- Provided entries:

· · · ·

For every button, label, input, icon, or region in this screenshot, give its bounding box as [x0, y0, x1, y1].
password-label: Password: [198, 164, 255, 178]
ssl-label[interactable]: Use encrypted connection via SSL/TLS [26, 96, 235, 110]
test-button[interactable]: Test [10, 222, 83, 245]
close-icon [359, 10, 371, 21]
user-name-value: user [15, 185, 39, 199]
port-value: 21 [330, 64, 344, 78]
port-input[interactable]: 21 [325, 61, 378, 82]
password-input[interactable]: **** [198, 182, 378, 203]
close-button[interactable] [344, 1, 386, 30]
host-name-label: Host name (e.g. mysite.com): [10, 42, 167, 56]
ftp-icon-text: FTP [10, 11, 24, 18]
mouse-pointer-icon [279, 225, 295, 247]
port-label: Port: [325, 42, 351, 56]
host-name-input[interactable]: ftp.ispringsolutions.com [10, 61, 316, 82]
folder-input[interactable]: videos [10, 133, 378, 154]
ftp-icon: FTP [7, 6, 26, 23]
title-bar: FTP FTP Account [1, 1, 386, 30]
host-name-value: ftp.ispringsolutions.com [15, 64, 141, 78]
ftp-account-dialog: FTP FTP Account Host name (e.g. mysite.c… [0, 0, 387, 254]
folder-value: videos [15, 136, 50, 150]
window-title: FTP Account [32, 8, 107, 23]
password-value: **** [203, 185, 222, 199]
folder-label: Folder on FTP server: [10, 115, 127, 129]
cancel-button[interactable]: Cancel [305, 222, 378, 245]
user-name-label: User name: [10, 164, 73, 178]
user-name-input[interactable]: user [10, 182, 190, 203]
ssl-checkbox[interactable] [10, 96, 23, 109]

· · · ·

- Task goal:
Transcribe every line of the listing above without any change.

- Task answer:
For every button, label, input, icon, or region in this screenshot, give its bounding box as [x0, y0, x1, y1].
password-label: Password: [198, 164, 255, 178]
ssl-label[interactable]: Use encrypted connection via SSL/TLS [26, 96, 235, 110]
test-button[interactable]: Test [10, 222, 83, 245]
close-icon [359, 10, 371, 21]
user-name-value: user [15, 185, 39, 199]
port-value: 21 [330, 64, 344, 78]
port-input[interactable]: 21 [325, 61, 378, 82]
password-input[interactable]: **** [198, 182, 378, 203]
close-button[interactable] [344, 1, 386, 30]
host-name-label: Host name (e.g. mysite.com): [10, 42, 167, 56]
ftp-icon-text: FTP [10, 11, 24, 18]
mouse-pointer-icon [279, 225, 295, 247]
port-label: Port: [325, 42, 351, 56]
host-name-input[interactable]: ftp.ispringsolutions.com [10, 61, 316, 82]
folder-input[interactable]: videos [10, 133, 378, 154]
ftp-icon: FTP [7, 6, 26, 23]
title-bar: FTP FTP Account [1, 1, 386, 30]
host-name-value: ftp.ispringsolutions.com [15, 64, 141, 78]
ftp-account-dialog: FTP FTP Account Host name (e.g. mysite.c… [0, 0, 387, 254]
folder-value: videos [15, 136, 50, 150]
window-title: FTP Account [32, 8, 107, 23]
password-value: **** [203, 185, 222, 199]
folder-label: Folder on FTP server: [10, 115, 127, 129]
cancel-button[interactable]: Cancel [305, 222, 378, 245]
user-name-label: User name: [10, 164, 73, 178]
user-name-input[interactable]: user [10, 182, 190, 203]
ssl-checkbox[interactable] [10, 96, 23, 109]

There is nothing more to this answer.